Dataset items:
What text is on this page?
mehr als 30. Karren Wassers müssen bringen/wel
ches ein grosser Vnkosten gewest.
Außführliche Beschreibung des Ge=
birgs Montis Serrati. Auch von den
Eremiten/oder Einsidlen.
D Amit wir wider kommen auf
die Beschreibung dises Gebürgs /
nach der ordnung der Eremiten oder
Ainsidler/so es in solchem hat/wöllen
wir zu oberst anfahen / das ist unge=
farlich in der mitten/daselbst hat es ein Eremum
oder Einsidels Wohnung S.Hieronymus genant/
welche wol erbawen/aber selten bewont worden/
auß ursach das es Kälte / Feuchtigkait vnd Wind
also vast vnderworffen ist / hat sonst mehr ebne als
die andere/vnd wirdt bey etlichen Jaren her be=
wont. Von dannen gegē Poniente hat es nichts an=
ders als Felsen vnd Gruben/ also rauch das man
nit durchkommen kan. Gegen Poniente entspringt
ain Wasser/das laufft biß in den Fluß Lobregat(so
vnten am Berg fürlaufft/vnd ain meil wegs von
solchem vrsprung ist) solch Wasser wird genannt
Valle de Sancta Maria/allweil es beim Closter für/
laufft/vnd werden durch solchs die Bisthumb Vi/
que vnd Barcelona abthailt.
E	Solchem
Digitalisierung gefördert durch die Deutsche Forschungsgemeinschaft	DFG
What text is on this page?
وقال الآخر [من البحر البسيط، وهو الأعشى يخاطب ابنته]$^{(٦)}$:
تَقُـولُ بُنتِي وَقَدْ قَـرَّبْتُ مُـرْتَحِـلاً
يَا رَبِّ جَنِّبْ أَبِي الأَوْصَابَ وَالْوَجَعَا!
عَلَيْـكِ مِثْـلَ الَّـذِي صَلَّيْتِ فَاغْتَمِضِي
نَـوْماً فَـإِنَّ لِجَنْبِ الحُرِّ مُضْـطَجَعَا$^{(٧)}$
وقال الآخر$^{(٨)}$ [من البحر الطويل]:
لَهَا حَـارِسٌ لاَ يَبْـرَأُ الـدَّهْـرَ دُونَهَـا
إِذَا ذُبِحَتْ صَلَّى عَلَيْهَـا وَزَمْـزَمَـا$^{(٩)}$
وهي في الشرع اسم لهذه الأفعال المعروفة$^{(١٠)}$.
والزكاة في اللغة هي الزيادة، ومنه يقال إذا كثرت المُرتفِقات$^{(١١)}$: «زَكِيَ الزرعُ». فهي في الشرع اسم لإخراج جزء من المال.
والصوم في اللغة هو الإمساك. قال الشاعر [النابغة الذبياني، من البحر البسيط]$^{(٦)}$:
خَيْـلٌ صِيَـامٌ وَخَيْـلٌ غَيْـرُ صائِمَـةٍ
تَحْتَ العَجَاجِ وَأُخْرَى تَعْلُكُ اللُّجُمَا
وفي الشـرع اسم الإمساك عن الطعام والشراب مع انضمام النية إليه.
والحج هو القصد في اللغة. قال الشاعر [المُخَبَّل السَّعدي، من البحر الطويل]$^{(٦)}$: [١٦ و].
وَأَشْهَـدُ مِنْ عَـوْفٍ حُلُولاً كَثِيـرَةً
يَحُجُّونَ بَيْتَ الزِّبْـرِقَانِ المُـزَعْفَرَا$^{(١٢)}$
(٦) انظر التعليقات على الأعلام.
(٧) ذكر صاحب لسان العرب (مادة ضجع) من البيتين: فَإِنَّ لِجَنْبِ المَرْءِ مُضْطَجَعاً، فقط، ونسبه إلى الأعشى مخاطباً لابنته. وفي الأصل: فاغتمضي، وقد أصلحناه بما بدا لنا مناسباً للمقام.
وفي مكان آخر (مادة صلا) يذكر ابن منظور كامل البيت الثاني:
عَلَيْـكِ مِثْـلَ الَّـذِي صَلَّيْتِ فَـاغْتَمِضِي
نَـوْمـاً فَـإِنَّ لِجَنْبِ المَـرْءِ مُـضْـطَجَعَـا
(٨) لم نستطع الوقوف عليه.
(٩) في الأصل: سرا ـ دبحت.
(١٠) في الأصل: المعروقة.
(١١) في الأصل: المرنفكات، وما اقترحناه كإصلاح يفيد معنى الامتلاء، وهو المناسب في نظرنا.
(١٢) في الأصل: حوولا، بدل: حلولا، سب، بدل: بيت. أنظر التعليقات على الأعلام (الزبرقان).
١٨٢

→ WHAT NEEDS TO BE DONE
Make an exact copy of the data above.

→ EXERCISE RESULT
What text is on this page?
mehr als 30. Karren Wassers müssen bringen/wel
ches ein grosser Vnkosten gewest.
Außführliche Beschreibung des Ge=
birgs Montis Serrati. Auch von den
Eremiten/oder Einsidlen.
D Amit wir wider kommen auf
die Beschreibung dises Gebürgs /
nach der ordnung der Eremiten oder
Ainsidler/so es in solchem hat/wöllen
wir zu oberst anfahen / das ist unge=
farlich in der mitten/daselbst hat es ein Eremum
oder Einsidels Wohnung S.Hieronymus genant/
welche wol erbawen/aber selten bewont worden/
auß ursach das es Kälte / Feuchtigkait vnd Wind
also vast vnderworffen ist / hat sonst mehr ebne als
die andere/vnd wirdt bey etlichen Jaren her be=
wont. Von dannen gegē Poniente hat es nichts an=
ders als Felsen vnd Gruben/ also rauch das man
nit durchkommen kan. Gegen Poniente entspringt
ain Wasser/das laufft biß in den Fluß Lobregat(so
vnten am Berg fürlaufft/vnd ain meil wegs von
solchem vrsprung ist) solch Wasser wird genannt
Valle de Sancta Maria/allweil es beim Closter für/
laufft/vnd werden durch solchs die Bisthumb Vi/
que vnd Barcelona abthailt.
E	Solchem
Digitalisierung gefördert durch die Deutsche Forschungsgemeinschaft	DFG
What text is on this page?
وقال الآخر [من البحر البسيط، وهو الأعشى يخاطب ابنته]$^{(٦)}$:
تَقُـولُ بُنتِي وَقَدْ قَـرَّبْتُ مُـرْتَحِـلاً
يَا رَبِّ جَنِّبْ أَبِي الأَوْصَابَ وَالْوَجَعَا!
عَلَيْـكِ مِثْـلَ الَّـذِي صَلَّيْتِ فَاغْتَمِضِي
نَـوْماً فَـإِنَّ لِجَنْبِ الحُرِّ مُضْـطَجَعَا$^{(٧)}$
وقال الآخر$^{(٨)}$ [من البحر الطويل]:
لَهَا حَـارِسٌ لاَ يَبْـرَأُ الـدَّهْـرَ دُونَهَـا
إِذَا ذُبِحَتْ صَلَّى عَلَيْهَـا وَزَمْـزَمَـا$^{(٩)}$
وهي في الشرع اسم لهذه الأفعال المعروفة$^{(١٠)}$.
والزكاة في اللغة هي الزيادة، ومنه يقال إذا كثرت المُرتفِقات$^{(١١)}$: «زَكِيَ الزرعُ». فهي في الشرع اسم لإخراج جزء من المال.
والصوم في اللغة هو الإمساك. قال الشاعر [النابغة الذبياني، من البحر البسيط]$^{(٦)}$:
خَيْـلٌ صِيَـامٌ وَخَيْـلٌ غَيْـرُ صائِمَـةٍ
تَحْتَ العَجَاجِ وَأُخْرَى تَعْلُكُ اللُّجُمَا
وفي الشـرع اسم الإمساك عن الطعام والشراب مع انضمام النية إليه.
والحج هو القصد في اللغة. قال الشاعر [المُخَبَّل السَّعدي، من البحر الطويل]$^{(٦)}$: [١٦ و].
وَأَشْهَـدُ مِنْ عَـوْفٍ حُلُولاً كَثِيـرَةً
يَحُجُّونَ بَيْتَ الزِّبْـرِقَانِ المُـزَعْفَرَا$^{(١٢)}$
(٦) انظر التعليقات على الأعلام.
(٧) ذكر صاحب لسان العرب (مادة ضجع) من البيتين: فَإِنَّ لِجَنْبِ المَرْءِ مُضْطَجَعاً، فقط، ونسبه إلى الأعشى مخاطباً لابنته. وفي الأصل: فاغتمضي، وقد أصلحناه بما بدا لنا مناسباً للمقام.
وفي مكان آخر (مادة صلا) يذكر ابن منظور كامل البيت الثاني:
عَلَيْـكِ مِثْـلَ الَّـذِي صَلَّيْتِ فَـاغْتَمِضِي
نَـوْمـاً فَـإِنَّ لِجَنْبِ المَـرْءِ مُـضْـطَجَعَـا
(٨) لم نستطع الوقوف عليه.
(٩) في الأصل: سرا ـ دبحت.
(١٠) في الأصل: المعروقة.
(١١) في الأصل: المرنفكات، وما اقترحناه كإصلاح يفيد معنى الامتلاء، وهو المناسب في نظرنا.
(١٢) في الأصل: حوولا، بدل: حلولا، سب، بدل: بيت. أنظر التعليقات على الأعلام (الزبرقان).
١٨٢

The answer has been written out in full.